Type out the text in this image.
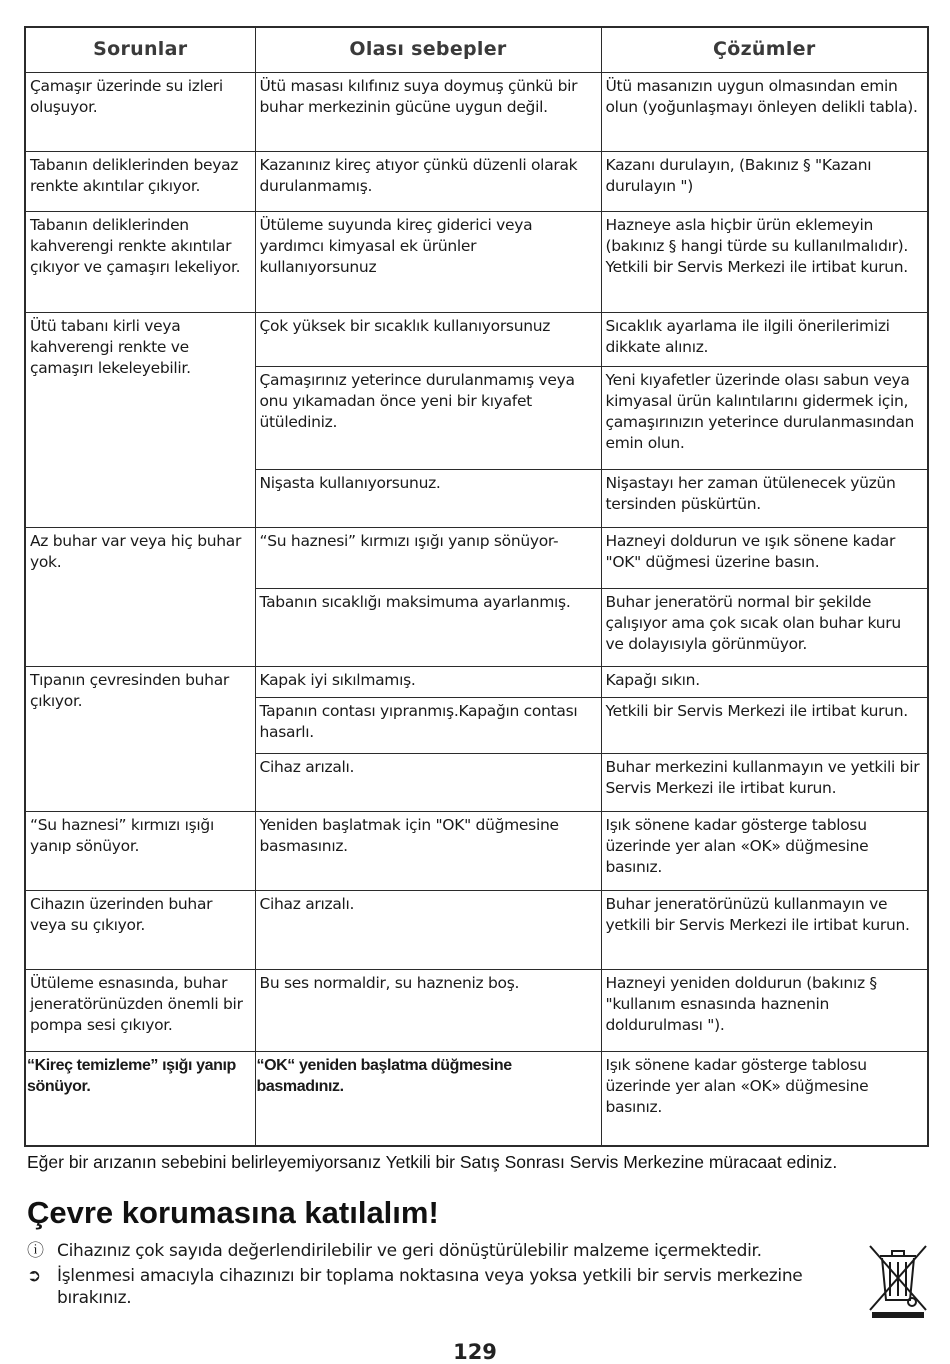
Sorunlar	Olası sebepler	Çözümler
Çamaşır üzerinde su izleri oluşuyor.	Ütü masası kılıfınız suya doymuş çünkü bir buhar merkezinin gücüne uygun değil.	Ütü masanızın uygun olmasından emin olun (yoğunlaşmayı önleyen delikli tabla).
Tabanın deliklerinden beyaz renkte akıntılar çıkıyor.	Kazanınız kireç atıyor çünkü düzenli olarak durulanmamış.	Kazanı durulayın, (Bakınız § "Kazanı durulayın ")
Tabanın deliklerinden kahverengi renkte akıntılar çıkıyor ve çamaşırı lekeliyor.	Ütüleme suyunda kireç giderici veya yardımcı kimyasal ek ürünler kullanıyorsunuz	Hazneye asla hiçbir ürün eklemeyin (bakınız § hangi türde su kullanılmalıdır). Yetkili bir Servis Merkezi ile irtibat kurun.
Ütü tabanı kirli veya kahverengi renkte ve çamaşırı lekeleyebilir.	Çok yüksek bir sıcaklık kullanıyorsunuz	Sıcaklık ayarlama ile ilgili önerilerimizi dikkate alınız.
	Çamaşırınız yeterince durulanmamış veya onu yıkamadan önce yeni bir kıyafet ütülediniz.	Yeni kıyafetler üzerinde olası sabun veya kimyasal ürün kalıntılarını gidermek için, çamaşırınızın yeterince durulanmasından emin olun.
	Nişasta kullanıyorsunuz.	Nişastayı her zaman ütülenecek yüzün tersinden püskürtün.
Az buhar var veya hiç buhar yok.	“Su haznesi” kırmızı ışığı yanıp sönüyor-	Hazneyi doldurun ve ışık sönene kadar "OK" düğmesi üzerine basın.
	Tabanın sıcaklığı maksimuma ayarlanmış.	Buhar jeneratörü normal bir şekilde çalışıyor ama çok sıcak olan buhar kuru ve dolayısıyla görünmüyor.
Tıpanın çevresinden buhar çıkıyor.	Kapak iyi sıkılmamış.	Kapağı sıkın.
	Tapanın contası yıpranmış.Kapağın contası hasarlı.	Yetkili bir Servis Merkezi ile irtibat kurun.
	Cihaz arızalı.	Buhar merkezini kullanmayın ve yetkili bir Servis Merkezi ile irtibat kurun.
“Su haznesi” kırmızı ışığı yanıp sönüyor.	Yeniden başlatmak için "OK" düğmesine basmasınız.	Işık sönene kadar gösterge tablosu üzerinde yer alan «OK» düğmesine basınız.
Cihazın üzerinden buhar veya su çıkıyor.	Cihaz arızalı.	Buhar jeneratörünüzü kullanmayın ve yetkili bir Servis Merkezi ile irtibat kurun.
Ütüleme esnasında, buhar jeneratörünüzden önemli bir pompa sesi çıkıyor.	Bu ses normaldir, su hazneniz boş.	Hazneyi yeniden doldurun (bakınız § "kullanım esnasında haznenin doldurulması ").
“Kireç temizleme” ışığı yanıp sönüyor.	“OK“ yeniden başlatma düğmesine basmadınız.	Işık sönene kadar gösterge tablosu üzerinde yer alan «OK» düğmesine basınız.
Eğer bir arızanın sebebini belirleyemiyorsanız Yetkili bir Satış Sonrası Servis Merkezine müracaat ediniz.
Çevre korumasına katılalım!
ⓘ Cihazınız çok sayıda değerlendirilebilir ve geri dönüştürülebilir malzeme içermektedir.
➲ İşlenmesi amacıyla cihazınızı bir toplama noktasına veya yoksa yetkili bir servis merkezine bırakınız.
129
- - - - - - -
**Written request**
Copy the whole of the material above exactly, but not its images.

**Solution to this task**
Type out the text in this image.
Sorunlar	Olası sebepler	Çözümler
Çamaşır üzerinde su izleri oluşuyor.	Ütü masası kılıfınız suya doymuş çünkü bir buhar merkezinin gücüne uygun değil.	Ütü masanızın uygun olmasından emin olun (yoğunlaşmayı önleyen delikli tabla).
Tabanın deliklerinden beyaz renkte akıntılar çıkıyor.	Kazanınız kireç atıyor çünkü düzenli olarak durulanmamış.	Kazanı durulayın, (Bakınız § "Kazanı durulayın ")
Tabanın deliklerinden kahverengi renkte akıntılar çıkıyor ve çamaşırı lekeliyor.	Ütüleme suyunda kireç giderici veya yardımcı kimyasal ek ürünler kullanıyorsunuz	Hazneye asla hiçbir ürün eklemeyin (bakınız § hangi türde su kullanılmalıdır). Yetkili bir Servis Merkezi ile irtibat kurun.
Ütü tabanı kirli veya kahverengi renkte ve çamaşırı lekeleyebilir.	Çok yüksek bir sıcaklık kullanıyorsunuz	Sıcaklık ayarlama ile ilgili önerilerimizi dikkate alınız.
	Çamaşırınız yeterince durulanmamış veya onu yıkamadan önce yeni bir kıyafet ütülediniz.	Yeni kıyafetler üzerinde olası sabun veya kimyasal ürün kalıntılarını gidermek için, çamaşırınızın yeterince durulanmasından emin olun.
	Nişasta kullanıyorsunuz.	Nişastayı her zaman ütülenecek yüzün tersinden püskürtün.
Az buhar var veya hiç buhar yok.	“Su haznesi” kırmızı ışığı yanıp sönüyor-	Hazneyi doldurun ve ışık sönene kadar "OK" düğmesi üzerine basın.
	Tabanın sıcaklığı maksimuma ayarlanmış.	Buhar jeneratörü normal bir şekilde çalışıyor ama çok sıcak olan buhar kuru ve dolayısıyla görünmüyor.
Tıpanın çevresinden buhar çıkıyor.	Kapak iyi sıkılmamış.	Kapağı sıkın.
	Tapanın contası yıpranmış.Kapağın contası hasarlı.	Yetkili bir Servis Merkezi ile irtibat kurun.
	Cihaz arızalı.	Buhar merkezini kullanmayın ve yetkili bir Servis Merkezi ile irtibat kurun.
“Su haznesi” kırmızı ışığı yanıp sönüyor.	Yeniden başlatmak için "OK" düğmesine basmasınız.	Işık sönene kadar gösterge tablosu üzerinde yer alan «OK» düğmesine basınız.
Cihazın üzerinden buhar veya su çıkıyor.	Cihaz arızalı.	Buhar jeneratörünüzü kullanmayın ve yetkili bir Servis Merkezi ile irtibat kurun.
Ütüleme esnasında, buhar jeneratörünüzden önemli bir pompa sesi çıkıyor.	Bu ses normaldir, su hazneniz boş.	Hazneyi yeniden doldurun (bakınız § "kullanım esnasında haznenin doldurulması ").
“Kireç temizleme” ışığı yanıp sönüyor.	“OK“ yeniden başlatma düğmesine basmadınız.	Işık sönene kadar gösterge tablosu üzerinde yer alan «OK» düğmesine basınız.
Eğer bir arızanın sebebini belirleyemiyorsanız Yetkili bir Satış Sonrası Servis Merkezine müracaat ediniz.
Çevre korumasına katılalım!
ⓘ Cihazınız çok sayıda değerlendirilebilir ve geri dönüştürülebilir malzeme içermektedir.
➲ İşlenmesi amacıyla cihazınızı bir toplama noktasına veya yoksa yetkili bir servis merkezine bırakınız.
129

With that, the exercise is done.